WORK REQUIRED ::
Every entry that follows should be repeated exactly; drop the images.

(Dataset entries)
= = = =

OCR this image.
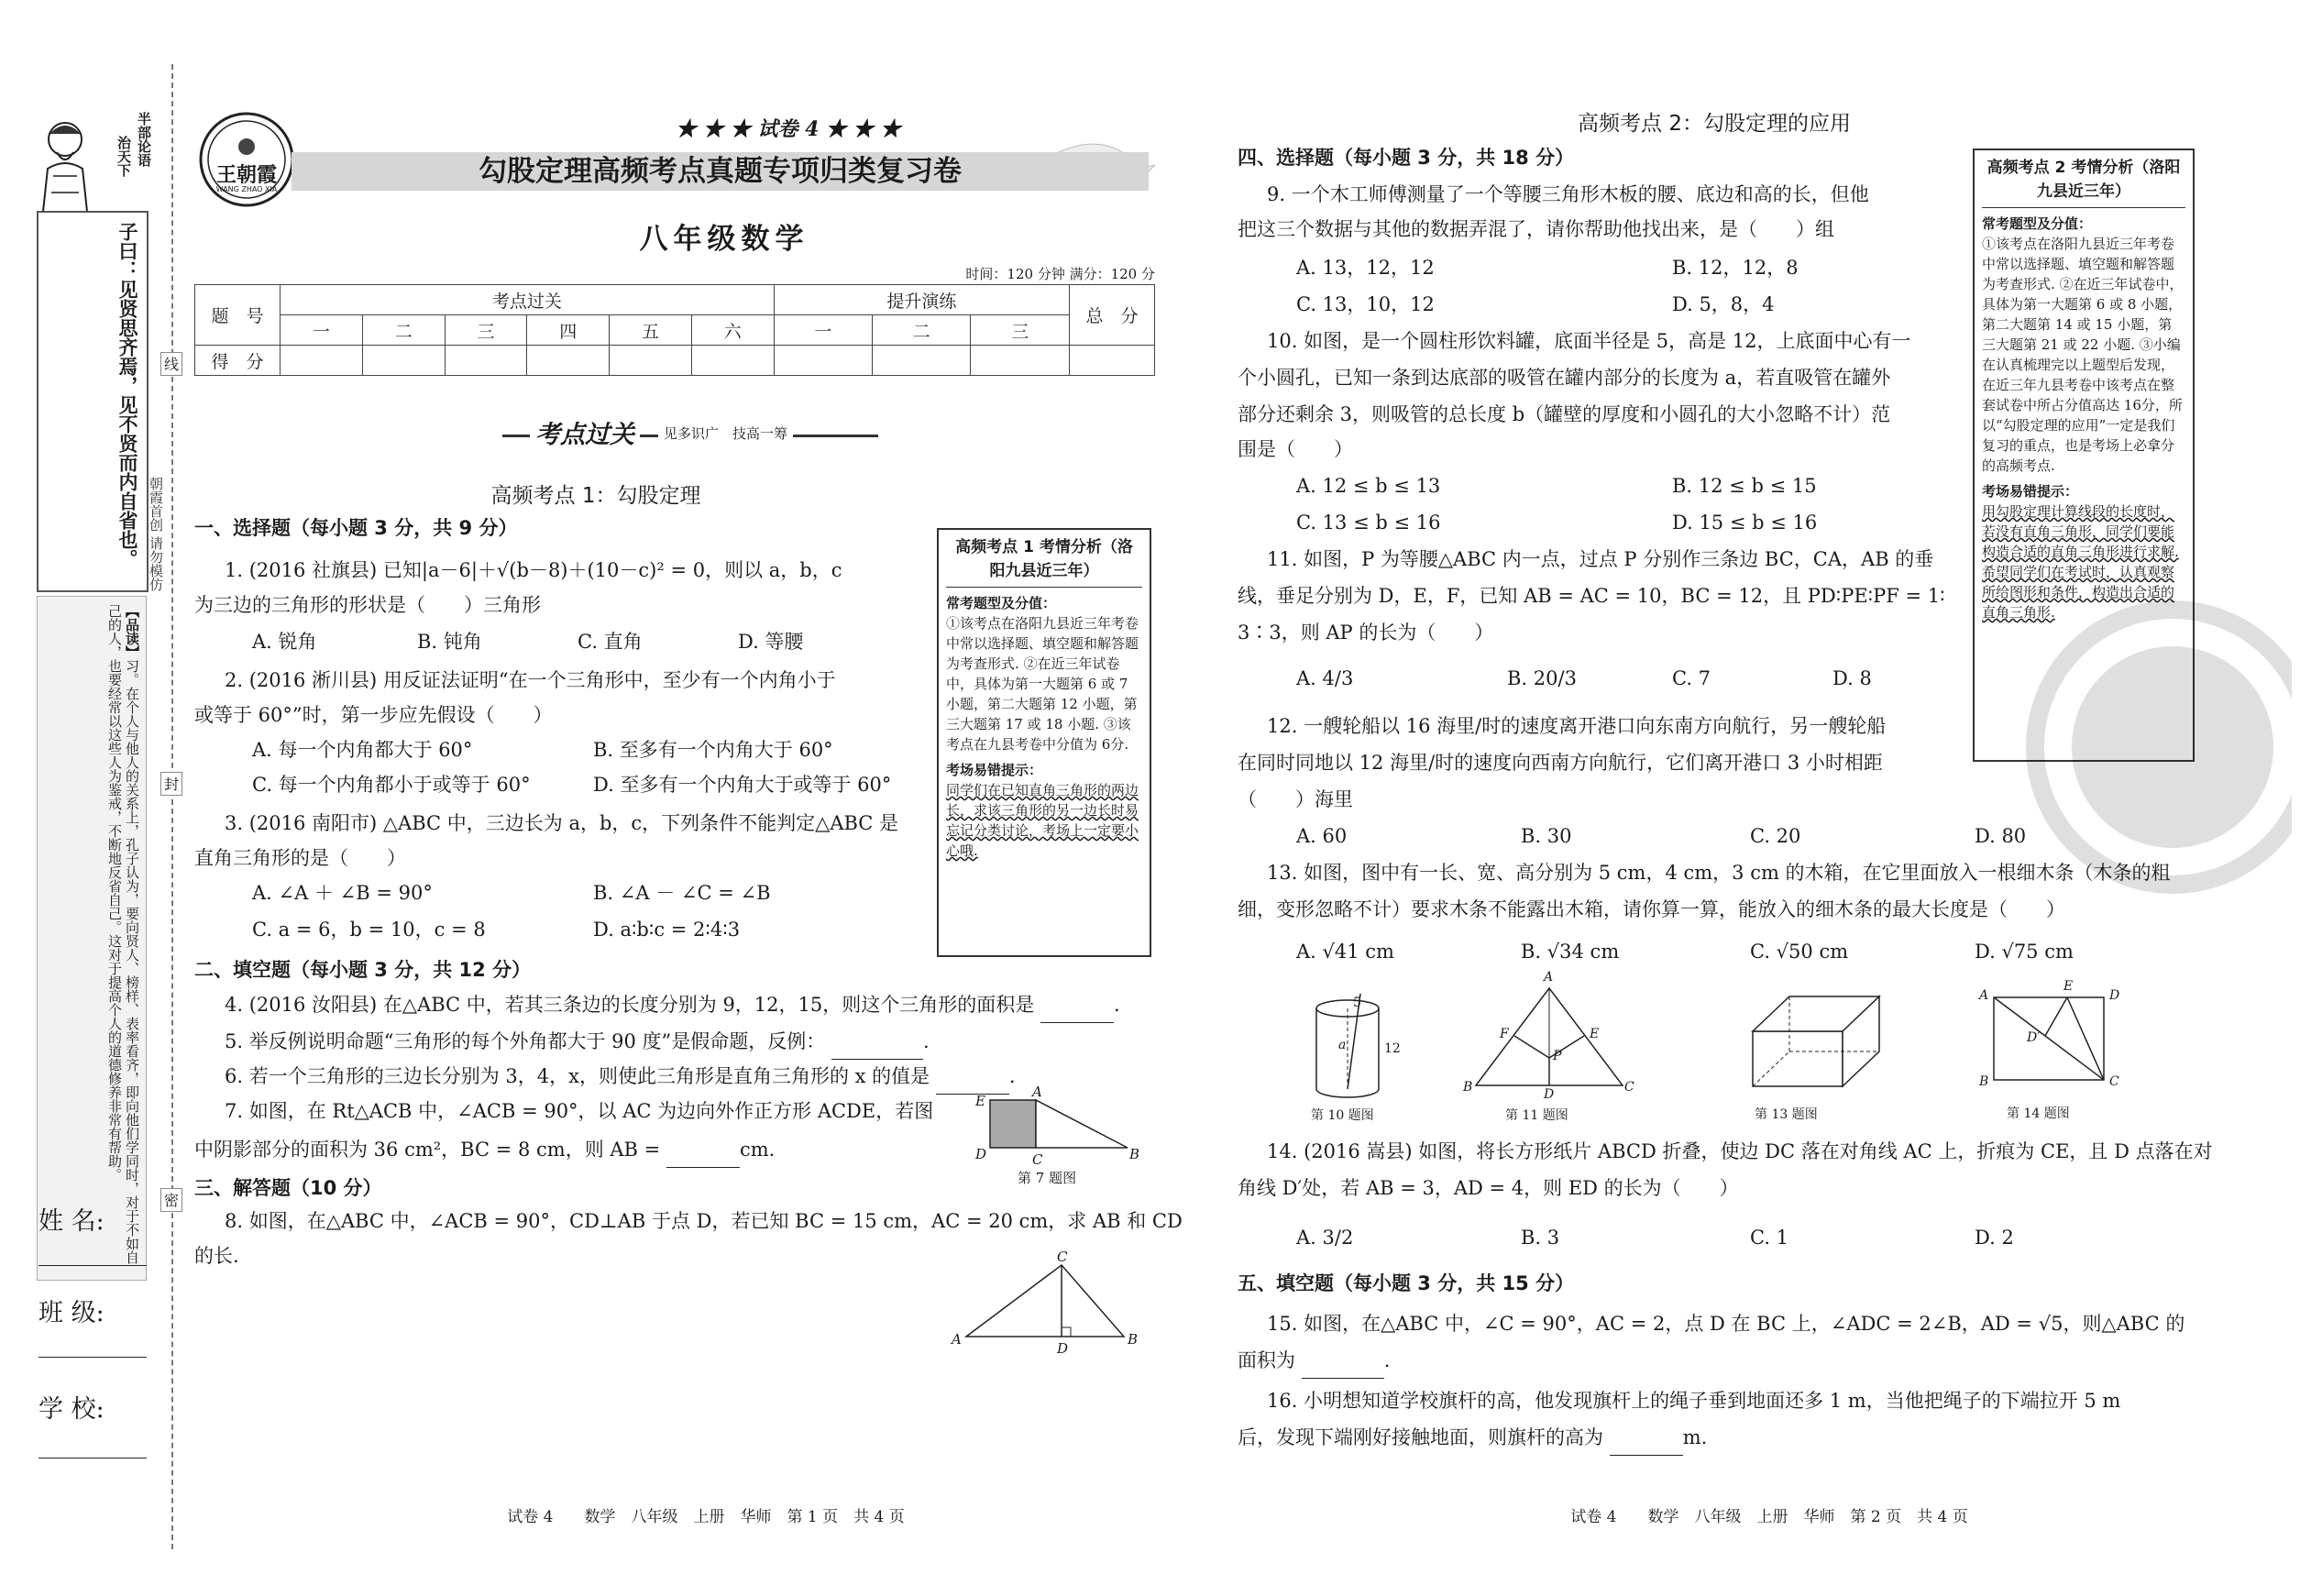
半部论语
治天下
子曰：见贤思齐焉，见不贤而内自省也。
【品读】习。在个人与他人的关系上，孔子认为，要向贤人、榜样、表率看齐，即向他们学同时，对于不如自己的人，也要经常以这些人为鉴戒，不断地反省自己。这对于提高个人的道德修养非常有帮助。
姓 名:
班 级:
学 校:
朝霞首创 请勿模仿
线
封
密
王朝霞
WANG ZHAO XIA
★ ★ ★ 试卷 4 ★ ★ ★
勾股定理高频考点真题专项归类复习卷
八年级数学
时间：120 分钟 满分：120 分
题　号	考点过关						提升演练			总　分
	一	二	三	四	五	六	一	二	三	
得　分										
考点过关	见多识广　技高一筹
高频考点 1：勾股定理
一、选择题（每小题 3 分，共 9 分）
1. (2016 社旗县) 已知|a－6|＋√(b－8)＋(10－c)² = 0，则以 a，b，c
为三边的三角形的形状是（　　）三角形
A. 锐角	B. 钝角	C. 直角	D. 等腰
2. (2016 淅川县) 用反证法证明“在一个三角形中，至少有一个内角小于
或等于 60°”时，第一步应先假设（　　）
A. 每一个内角都大于 60°	B. 至多有一个内角大于 60°
C. 每一个内角都小于或等于 60°	D. 至多有一个内角大于或等于 60°
3. (2016 南阳市) △ABC 中，三边长为 a，b，c，下列条件不能判定△ABC 是
直角三角形的是（　　）
A. ∠A ＋ ∠B = 90°	B. ∠A － ∠C = ∠B
C. a = 6，b = 10，c = 8	D. a∶b∶c = 2∶4∶3
二、填空题（每小题 3 分，共 12 分）
4. (2016 汝阳县) 在△ABC 中，若其三条边的长度分别为 9，12，15，则这个三角形的面积是	.
5. 举反例说明命题“三角形的每个外角都大于 90 度”是假命题，反例：	.
6. 若一个三角形的三边长分别为 3，4，x，则使此三角形是直角三角形的 x 的值是	.
7. 如图，在 Rt△ACB 中，∠ACB = 90°，以 AC 为边向外作正方形 ACDE，若图
中阴影部分的面积为 36 cm²，BC = 8 cm，则 AB =	cm.
E
A
D	C	B
第 7 题图
三、解答题（10 分）
8. 如图，在△ABC 中，∠ACB = 90°，CD⊥AB 于点 D，若已知 BC = 15 cm，AC = 20 cm，求 AB 和 CD
的长.	C
A
D
B
高频考点 1 考情分析（洛阳九县近三年）
常考题型及分值：
①该考点在洛阳九县近三年考卷中常以选择题、填空题和解答题为考查形式. ②在近三年试卷中，具体为第一大题第 6 或 7 小题，第二大题第 12 小题，第三大题第 17 或 18 小题. ③该考点在九县考卷中分值为 6分.
考场易错提示：
同学们在已知直角三角形的两边长，求该三角形的另一边长时易忘记分类讨论，考场上一定要小心哦.
高频考点 2：勾股定理的应用
四、选择题（每小题 3 分，共 18 分）
9. 一个木工师傅测量了一个等腰三角形木板的腰、底边和高的长，但他
把这三个数据与其他的数据弄混了，请你帮助他找出来，是（　　）组
A. 13，12，12	B. 12，12，8
C. 13，10，12	D. 5，8，4
10. 如图，是一个圆柱形饮料罐，底面半径是 5，高是 12，上底面中心有一
个小圆孔，已知一条到达底部的吸管在罐内部分的长度为 a，若直吸管在罐外
部分还剩余 3，则吸管的总长度 b（罐壁的厚度和小圆孔的大小忽略不计）范
围是（　　）
A. 12 ≤ b ≤ 13	B. 12 ≤ b ≤ 15
C. 13 ≤ b ≤ 16	D. 15 ≤ b ≤ 16
11. 如图，P 为等腰△ABC 内一点，过点 P 分别作三条边 BC，CA，AB 的垂
线，垂足分别为 D，E，F，已知 AB = AC = 10，BC = 12，且 PD∶PE∶PF = 1∶
3∶3，则 AP 的长为（　　）
A. 4/3	B. 20/3	C. 7	D. 8
12. 一艘轮船以 16 海里/时的速度离开港口向东南方向航行，另一艘轮船
在同时同地以 12 海里/时的速度向西南方向航行，它们离开港口 3 小时相距
（　　）海里
A. 60	B. 30	C. 20	D. 80
13. 如图，图中有一长、宽、高分别为 5 cm，4 cm，3 cm 的木箱，在它里面放入一根细木条（木条的粗
细，变形忽略不计）要求木条不能露出木箱，请你算一算，能放入的细木条的最大长度是（　　）
A. √41 cm	B. √34 cm	C. √50 cm	D. √75 cm
5
a	12
第 10 题图
A
F	E
P
B	D	C
第 11 题图	第 13 题图
A
E
D
D′
B	C
第 14 题图
14. (2016 嵩县) 如图，将长方形纸片 ABCD 折叠，使边 DC 落在对角线 AC 上，折痕为 CE，且 D 点落在对
角线 D′处，若 AB = 3，AD = 4，则 ED 的长为（　　）
A. 3/2	B. 3	C. 1	D. 2
五、填空题（每小题 3 分，共 15 分）
15. 如图，在△ABC 中，∠C = 90°，AC = 2，点 D 在 BC 上，∠ADC = 2∠B，AD = √5，则△ABC 的
面积为	.
16. 小明想知道学校旗杆的高，他发现旗杆上的绳子垂到地面还多 1 m，当他把绳子的下端拉开 5 m
后，发现下端刚好接触地面，则旗杆的高为	m.
高频考点 2 考情分析（洛阳九县近三年）
常考题型及分值：
①该考点在洛阳九县近三年考卷中常以选择题、填空题和解答题为考查形式. ②在近三年试卷中，具体为第一大题第 6 或 8 小题，第二大题第 14 或 15 小题，第三大题第 21 或 22 小题. ③小编在认真梳理完以上题型后发现，在近三年九县考卷中该考点在整套试卷中所占分值高达 16分，所以“勾股定理的应用”一定是我们复习的重点，也是考场上必拿分的高频考点.
考场易错提示：
用勾股定理计算线段的长度时，若没有直角三角形，同学们要能构造合适的直角三角形进行求解. 希望同学们在考试时，认真观察所给图形和条件，构造出合适的直角三角形.
试卷 4　　数学　八年级　上册　华师　第 1 页　共 4 页	试卷 4　　数学　八年级　上册　华师　第 2 页　共 4 页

= = = =

COMPLETE OUTPUT ::
OCR this image.
半部论语
治天下
子曰：见贤思齐焉，见不贤而内自省也。
【品读】习。在个人与他人的关系上，孔子认为，要向贤人、榜样、表率看齐，即向他们学同时，对于不如自己的人，也要经常以这些人为鉴戒，不断地反省自己。这对于提高个人的道德修养非常有帮助。
姓 名:
班 级:
学 校:
朝霞首创 请勿模仿
线
封
密
王朝霞
WANG ZHAO XIA
★ ★ ★ 试卷 4 ★ ★ ★
勾股定理高频考点真题专项归类复习卷
八年级数学
时间：120 分钟 满分：120 分
题　号	考点过关						提升演练			总　分
	一	二	三	四	五	六	一	二	三	
得　分										
考点过关	见多识广　技高一筹
高频考点 1：勾股定理
一、选择题（每小题 3 分，共 9 分）
1. (2016 社旗县) 已知|a－6|＋√(b－8)＋(10－c)² = 0，则以 a，b，c
为三边的三角形的形状是（　　）三角形
A. 锐角	B. 钝角	C. 直角	D. 等腰
2. (2016 淅川县) 用反证法证明“在一个三角形中，至少有一个内角小于
或等于 60°”时，第一步应先假设（　　）
A. 每一个内角都大于 60°	B. 至多有一个内角大于 60°
C. 每一个内角都小于或等于 60°	D. 至多有一个内角大于或等于 60°
3. (2016 南阳市) △ABC 中，三边长为 a，b，c，下列条件不能判定△ABC 是
直角三角形的是（　　）
A. ∠A ＋ ∠B = 90°	B. ∠A － ∠C = ∠B
C. a = 6，b = 10，c = 8	D. a∶b∶c = 2∶4∶3
二、填空题（每小题 3 分，共 12 分）
4. (2016 汝阳县) 在△ABC 中，若其三条边的长度分别为 9，12，15，则这个三角形的面积是	.
5. 举反例说明命题“三角形的每个外角都大于 90 度”是假命题，反例：	.
6. 若一个三角形的三边长分别为 3，4，x，则使此三角形是直角三角形的 x 的值是	.
7. 如图，在 Rt△ACB 中，∠ACB = 90°，以 AC 为边向外作正方形 ACDE，若图
中阴影部分的面积为 36 cm²，BC = 8 cm，则 AB =	cm.
E
A
D	C	B
第 7 题图
三、解答题（10 分）
8. 如图，在△ABC 中，∠ACB = 90°，CD⊥AB 于点 D，若已知 BC = 15 cm，AC = 20 cm，求 AB 和 CD
的长.	C
A
D
B
高频考点 1 考情分析（洛阳九县近三年）
常考题型及分值：
①该考点在洛阳九县近三年考卷中常以选择题、填空题和解答题为考查形式. ②在近三年试卷中，具体为第一大题第 6 或 7 小题，第二大题第 12 小题，第三大题第 17 或 18 小题. ③该考点在九县考卷中分值为 6分.
考场易错提示：
同学们在已知直角三角形的两边长，求该三角形的另一边长时易忘记分类讨论，考场上一定要小心哦.
高频考点 2：勾股定理的应用
四、选择题（每小题 3 分，共 18 分）
9. 一个木工师傅测量了一个等腰三角形木板的腰、底边和高的长，但他
把这三个数据与其他的数据弄混了，请你帮助他找出来，是（　　）组
A. 13，12，12	B. 12，12，8
C. 13，10，12	D. 5，8，4
10. 如图，是一个圆柱形饮料罐，底面半径是 5，高是 12，上底面中心有一
个小圆孔，已知一条到达底部的吸管在罐内部分的长度为 a，若直吸管在罐外
部分还剩余 3，则吸管的总长度 b（罐壁的厚度和小圆孔的大小忽略不计）范
围是（　　）
A. 12 ≤ b ≤ 13	B. 12 ≤ b ≤ 15
C. 13 ≤ b ≤ 16	D. 15 ≤ b ≤ 16
11. 如图，P 为等腰△ABC 内一点，过点 P 分别作三条边 BC，CA，AB 的垂
线，垂足分别为 D，E，F，已知 AB = AC = 10，BC = 12，且 PD∶PE∶PF = 1∶
3∶3，则 AP 的长为（　　）
A. 4/3	B. 20/3	C. 7	D. 8
12. 一艘轮船以 16 海里/时的速度离开港口向东南方向航行，另一艘轮船
在同时同地以 12 海里/时的速度向西南方向航行，它们离开港口 3 小时相距
（　　）海里
A. 60	B. 30	C. 20	D. 80
13. 如图，图中有一长、宽、高分别为 5 cm，4 cm，3 cm 的木箱，在它里面放入一根细木条（木条的粗
细，变形忽略不计）要求木条不能露出木箱，请你算一算，能放入的细木条的最大长度是（　　）
A. √41 cm	B. √34 cm	C. √50 cm	D. √75 cm
5
a	12
第 10 题图
A
F	E
P
B	D	C
第 11 题图	第 13 题图
A
E
D
D′
B	C
第 14 题图
14. (2016 嵩县) 如图，将长方形纸片 ABCD 折叠，使边 DC 落在对角线 AC 上，折痕为 CE，且 D 点落在对
角线 D′处，若 AB = 3，AD = 4，则 ED 的长为（　　）
A. 3/2	B. 3	C. 1	D. 2
五、填空题（每小题 3 分，共 15 分）
15. 如图，在△ABC 中，∠C = 90°，AC = 2，点 D 在 BC 上，∠ADC = 2∠B，AD = √5，则△ABC 的
面积为	.
16. 小明想知道学校旗杆的高，他发现旗杆上的绳子垂到地面还多 1 m，当他把绳子的下端拉开 5 m
后，发现下端刚好接触地面，则旗杆的高为	m.
高频考点 2 考情分析（洛阳九县近三年）
常考题型及分值：
①该考点在洛阳九县近三年考卷中常以选择题、填空题和解答题为考查形式. ②在近三年试卷中，具体为第一大题第 6 或 8 小题，第二大题第 14 或 15 小题，第三大题第 21 或 22 小题. ③小编在认真梳理完以上题型后发现，在近三年九县考卷中该考点在整套试卷中所占分值高达 16分，所以“勾股定理的应用”一定是我们复习的重点，也是考场上必拿分的高频考点.
考场易错提示：
用勾股定理计算线段的长度时，若没有直角三角形，同学们要能构造合适的直角三角形进行求解. 希望同学们在考试时，认真观察所给图形和条件，构造出合适的直角三角形.
试卷 4　　数学　八年级　上册　华师　第 1 页　共 4 页	试卷 4　　数学　八年级　上册　华师　第 2 页　共 4 页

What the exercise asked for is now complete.